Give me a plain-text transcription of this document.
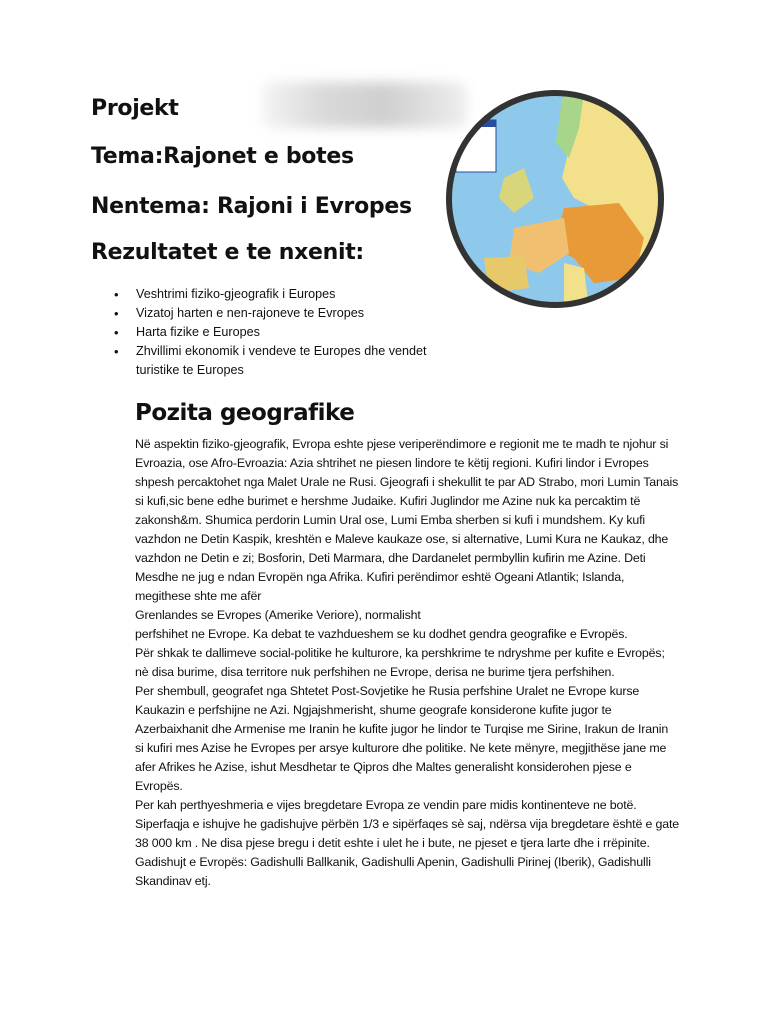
Projekt
Tema:Rajonet e botes
Nentema: Rajoni i Evropes
Rezultatet e te nxenit:
• Veshtrimi fiziko-gjeografik i Europes
• Vizatoj harten e nen-rajoneve te Evropes
• Harta fizike e Europes
• Zhvillimi ekonomik i vendeve te Europes dhe vendet turistike te Europes
Pozita geografike

Në aspektin fiziko-gjeografik, Evropa eshte pjese veriperëndimore e regionit me te madh te njohur si Evroazia, ose Afro-Evroazia: Azia shtrihet ne piesen lindore te këtij regioni. Kufiri lindor i Evropes shpesh percaktohet nga Malet Urale ne Rusi. Gjeografi i shekullit te par AD Strabo, mori Lumin Tanais si kufi,sic bene edhe burimet e hershme Judaike. Kufiri Juglindor me Azine nuk ka percaktim të zakonsh&m. Shumica perdorin Lumin Ural ose, Lumi Emba sherben si kufi i mundshem. Ky kufi vazhdon ne Detin Kaspik, kreshtën e Maleve kaukaze ose, si alternative, Lumi Kura ne Kaukaz, dhe vazhdon ne Detin e zi; Bosforin, Deti Marmara, dhe Dardanelet permbyllin kufirin me Azine. Deti Mesdhe ne jug e ndan Evropën nga Afrika. Kufiri perëndimor eshtë Ogeani Atlantik; Islanda, megithese shte me afër

Grenlandes se Evropes (Amerike Veriore), normalisht

perfshihet ne Evrope. Ka debat te vazhdueshem se ku dodhet gendra geografike e Evropës.

Për shkak te dallimeve social-politike he kulturore, ka pershkrime te ndryshme per kufite e Evropës; nè disa burime, disa territore nuk perfshihen ne Evrope, derisa ne burime tjera perfshihen.

Per shembull, geografet nga Shtetet Post-Sovjetike he Rusia perfshine Uralet ne Evrope kurse Kaukazin e perfshijne ne Azi. Ngjajshmerisht, shume geografe konsiderone kufite jugor te Azerbaixhanit dhe Armenise me Iranin he kufite jugor he lindor te Turqise me Sirine, Irakun de Iranin si kufiri mes Azise he Evropes per arsye kulturore dhe politike. Ne kete mënyre, megjithëse jane me afer Afrikes he Azise, ishut Mesdhetar te Qipros dhe Maltes generalisht konsiderohen pjese e Evropës.

Per kah perthyeshmeria e vijes bregdetare Evropa ze vendin pare midis kontinenteve ne botë. Siperfaqja e ishujve he gadishujve përbën 1/3 e sipërfaqes sè saj, ndërsa vija bregdetare është e gate 38 000 km . Ne disa pjese bregu i detit eshte i ulet he i bute, ne pjeset e tjera larte dhe i rrëpinite.

Gadishujt e Evropës: Gadishulli Ballkanik, Gadishulli Apenin, Gadishulli Pirinej (Iberik), Gadishulli Skandinav etj.
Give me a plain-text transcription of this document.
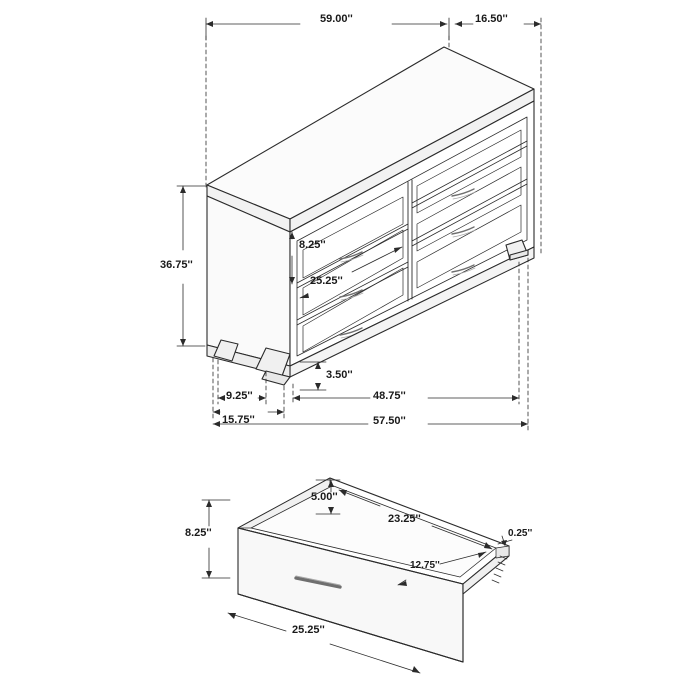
59.00''	16.50''
36.75''
8.25''
25.25''
3.50''
9.25''
15.75''
48.75''
57.50''
5.00''
23.25''
12.75''
0.25''
8.25''
25.25''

════════

● **What is asked**
Repeat the data exactly, dropping every picture it holds.

● **Task response**
Give me a plain-text transcription of this document.
Projekt
Tema:Rajonet e botes
Nentema: Rajoni i Evropes
Rezultatet e te nxenit:
• Veshtrimi fiziko-gjeografik i Europes
• Vizatoj harten e nen-rajoneve te Evropes
• Harta fizike e Europes
• Zhvillimi ekonomik i vendeve te Europes dhe vendet turistike te Europes
Pozita geografike

Në aspektin fiziko-gjeografik, Evropa eshte pjese veriperëndimore e regionit me te madh te njohur si Evroazia, ose Afro-Evroazia: Azia shtrihet ne piesen lindore te këtij regioni. Kufiri lindor i Evropes shpesh percaktohet nga Malet Urale ne Rusi. Gjeografi i shekullit te par AD Strabo, mori Lumin Tanais si kufi,sic bene edhe burimet e hershme Judaike. Kufiri Juglindor me Azine nuk ka percaktim të zakonsh&m. Shumica perdorin Lumin Ural ose, Lumi Emba sherben si kufi i mundshem. Ky kufi vazhdon ne Detin Kaspik, kreshtën e Maleve kaukaze ose, si alternative, Lumi Kura ne Kaukaz, dhe vazhdon ne Detin e zi; Bosforin, Deti Marmara, dhe Dardanelet permbyllin kufirin me Azine. Deti Mesdhe ne jug e ndan Evropën nga Afrika. Kufiri perëndimor eshtë Ogeani Atlantik; Islanda, megithese shte me afër

Grenlandes se Evropes (Amerike Veriore), normalisht

perfshihet ne Evrope. Ka debat te vazhdueshem se ku dodhet gendra geografike e Evropës.

Për shkak te dallimeve social-politike he kulturore, ka pershkrime te ndryshme per kufite e Evropës; nè disa burime, disa territore nuk perfshihen ne Evrope, derisa ne burime tjera perfshihen.

Per shembull, geografet nga Shtetet Post-Sovjetike he Rusia perfshine Uralet ne Evrope kurse Kaukazin e perfshijne ne Azi. Ngjajshmerisht, shume geografe konsiderone kufite jugor te Azerbaixhanit dhe Armenise me Iranin he kufite jugor he lindor te Turqise me Sirine, Irakun de Iranin si kufiri mes Azise he Evropes per arsye kulturore dhe politike. Ne kete mënyre, megjithëse jane me afer Afrikes he Azise, ishut Mesdhetar te Qipros dhe Maltes generalisht konsiderohen pjese e Evropës.

Per kah perthyeshmeria e vijes bregdetare Evropa ze vendin pare midis kontinenteve ne botë. Siperfaqja e ishujve he gadishujve përbën 1/3 e sipërfaqes sè saj, ndërsa vija bregdetare është e gate 38 000 km . Ne disa pjese bregu i detit eshte i ulet he i bute, ne pjeset e tjera larte dhe i rrëpinite.

Gadishujt e Evropës: Gadishulli Ballkanik, Gadishulli Apenin, Gadishulli Pirinej (Iberik), Gadishulli Skandinav etj.
Give me a plain-text transcription of this document.
59.00''	16.50''
36.75''
8.25''
25.25''
3.50''
9.25''
15.75''
48.75''
57.50''
5.00''
23.25''
12.75''
0.25''
8.25''
25.25''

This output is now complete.